[BEGIN]
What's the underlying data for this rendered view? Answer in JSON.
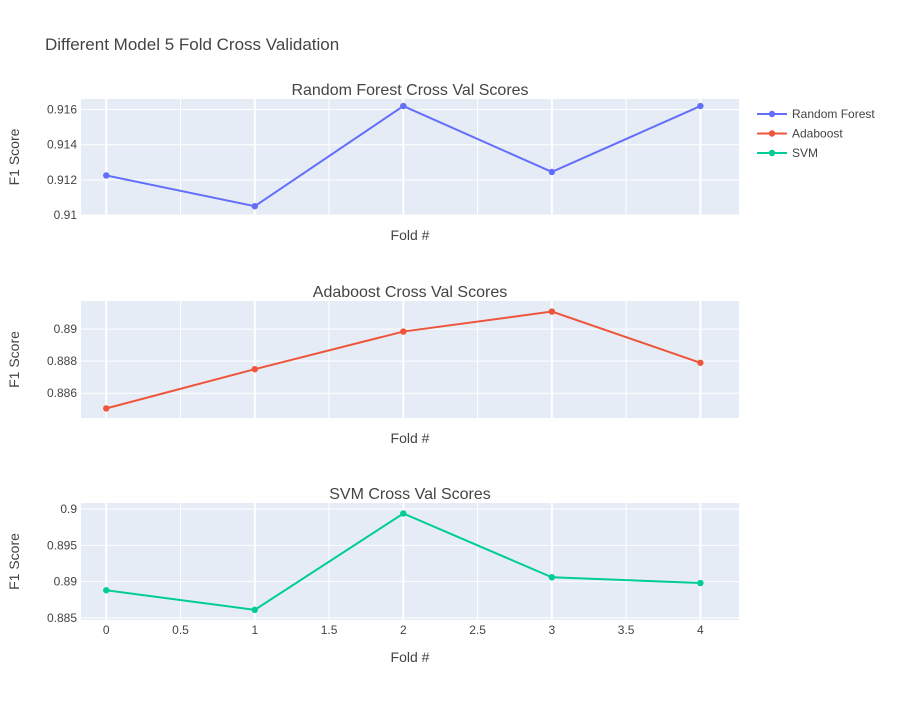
{
  "title": "Different Model 5 Fold Cross Validation",
  "legend": {
    "placement": "top-right",
    "items": [
      {
        "name": "Random Forest",
        "color": "#636efa"
      },
      {
        "name": "Adaboost",
        "color": "#ef553b"
      },
      {
        "name": "SVM",
        "color": "#00cc96"
      }
    ]
  },
  "chart_data": [
    {
      "type": "line",
      "title": "Random Forest Cross Val Scores",
      "xlabel": "Fold #",
      "ylabel": "F1 Score",
      "series": [
        {
          "name": "Random Forest",
          "color": "#636efa",
          "x": [
            0,
            1,
            2,
            3,
            4
          ],
          "values": [
            0.91225,
            0.9105,
            0.9162,
            0.91245,
            0.9162
          ]
        }
      ],
      "xlim": [
        -0.17,
        4.26
      ],
      "ylim": [
        0.91,
        0.9166
      ],
      "y_ticks": [
        0.91,
        0.912,
        0.914,
        0.916
      ],
      "y_tick_labels": [
        "0.91",
        "0.912",
        "0.914",
        "0.916"
      ],
      "x_ticks": [
        0,
        0.5,
        1,
        1.5,
        2,
        2.5,
        3,
        3.5,
        4
      ],
      "show_x_tick_labels": false,
      "grid": true
    },
    {
      "type": "line",
      "title": "Adaboost Cross Val Scores",
      "xlabel": "Fold #",
      "ylabel": "F1 Score",
      "series": [
        {
          "name": "Adaboost",
          "color": "#ef553b",
          "x": [
            0,
            1,
            2,
            3,
            4
          ],
          "values": [
            0.88505,
            0.8875,
            0.88985,
            0.8911,
            0.8879
          ]
        }
      ],
      "xlim": [
        -0.17,
        4.26
      ],
      "ylim": [
        0.88445,
        0.89176
      ],
      "y_ticks": [
        0.886,
        0.888,
        0.89
      ],
      "y_tick_labels": [
        "0.886",
        "0.888",
        "0.89"
      ],
      "x_ticks": [
        0,
        0.5,
        1,
        1.5,
        2,
        2.5,
        3,
        3.5,
        4
      ],
      "show_x_tick_labels": false,
      "grid": true
    },
    {
      "type": "line",
      "title": "SVM Cross Val Scores",
      "xlabel": "Fold #",
      "ylabel": "F1 Score",
      "series": [
        {
          "name": "SVM",
          "color": "#00cc96",
          "x": [
            0,
            1,
            2,
            3,
            4
          ],
          "values": [
            0.8888,
            0.8861,
            0.8994,
            0.8906,
            0.8898
          ]
        }
      ],
      "xlim": [
        -0.17,
        4.26
      ],
      "ylim": [
        0.8847,
        0.90085
      ],
      "y_ticks": [
        0.885,
        0.89,
        0.895,
        0.9
      ],
      "y_tick_labels": [
        "0.885",
        "0.89",
        "0.895",
        "0.9"
      ],
      "x_ticks": [
        0,
        0.5,
        1,
        1.5,
        2,
        2.5,
        3,
        3.5,
        4
      ],
      "x_tick_labels": [
        "0",
        "0.5",
        "1",
        "1.5",
        "2",
        "2.5",
        "3",
        "3.5",
        "4"
      ],
      "show_x_tick_labels": true,
      "grid": true
    }
  ]
}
[END]
Exercise objective → Transcribe the records above exactly, leaving out every picture.

Task solution →
What's the underlying data for this rendered view? Answer in JSON.
{
  "title": "Different Model 5 Fold Cross Validation",
  "legend": {
    "placement": "top-right",
    "items": [
      {
        "name": "Random Forest",
        "color": "#636efa"
      },
      {
        "name": "Adaboost",
        "color": "#ef553b"
      },
      {
        "name": "SVM",
        "color": "#00cc96"
      }
    ]
  },
  "chart_data": [
    {
      "type": "line",
      "title": "Random Forest Cross Val Scores",
      "xlabel": "Fold #",
      "ylabel": "F1 Score",
      "series": [
        {
          "name": "Random Forest",
          "color": "#636efa",
          "x": [
            0,
            1,
            2,
            3,
            4
          ],
          "values": [
            0.91225,
            0.9105,
            0.9162,
            0.91245,
            0.9162
          ]
        }
      ],
      "xlim": [
        -0.17,
        4.26
      ],
      "ylim": [
        0.91,
        0.9166
      ],
      "y_ticks": [
        0.91,
        0.912,
        0.914,
        0.916
      ],
      "y_tick_labels": [
        "0.91",
        "0.912",
        "0.914",
        "0.916"
      ],
      "x_ticks": [
        0,
        0.5,
        1,
        1.5,
        2,
        2.5,
        3,
        3.5,
        4
      ],
      "show_x_tick_labels": false,
      "grid": true
    },
    {
      "type": "line",
      "title": "Adaboost Cross Val Scores",
      "xlabel": "Fold #",
      "ylabel": "F1 Score",
      "series": [
        {
          "name": "Adaboost",
          "color": "#ef553b",
          "x": [
            0,
            1,
            2,
            3,
            4
          ],
          "values": [
            0.88505,
            0.8875,
            0.88985,
            0.8911,
            0.8879
          ]
        }
      ],
      "xlim": [
        -0.17,
        4.26
      ],
      "ylim": [
        0.88445,
        0.89176
      ],
      "y_ticks": [
        0.886,
        0.888,
        0.89
      ],
      "y_tick_labels": [
        "0.886",
        "0.888",
        "0.89"
      ],
      "x_ticks": [
        0,
        0.5,
        1,
        1.5,
        2,
        2.5,
        3,
        3.5,
        4
      ],
      "show_x_tick_labels": false,
      "grid": true
    },
    {
      "type": "line",
      "title": "SVM Cross Val Scores",
      "xlabel": "Fold #",
      "ylabel": "F1 Score",
      "series": [
        {
          "name": "SVM",
          "color": "#00cc96",
          "x": [
            0,
            1,
            2,
            3,
            4
          ],
          "values": [
            0.8888,
            0.8861,
            0.8994,
            0.8906,
            0.8898
          ]
        }
      ],
      "xlim": [
        -0.17,
        4.26
      ],
      "ylim": [
        0.8847,
        0.90085
      ],
      "y_ticks": [
        0.885,
        0.89,
        0.895,
        0.9
      ],
      "y_tick_labels": [
        "0.885",
        "0.89",
        "0.895",
        "0.9"
      ],
      "x_ticks": [
        0,
        0.5,
        1,
        1.5,
        2,
        2.5,
        3,
        3.5,
        4
      ],
      "x_tick_labels": [
        "0",
        "0.5",
        "1",
        "1.5",
        "2",
        "2.5",
        "3",
        "3.5",
        "4"
      ],
      "show_x_tick_labels": true,
      "grid": true
    }
  ]
}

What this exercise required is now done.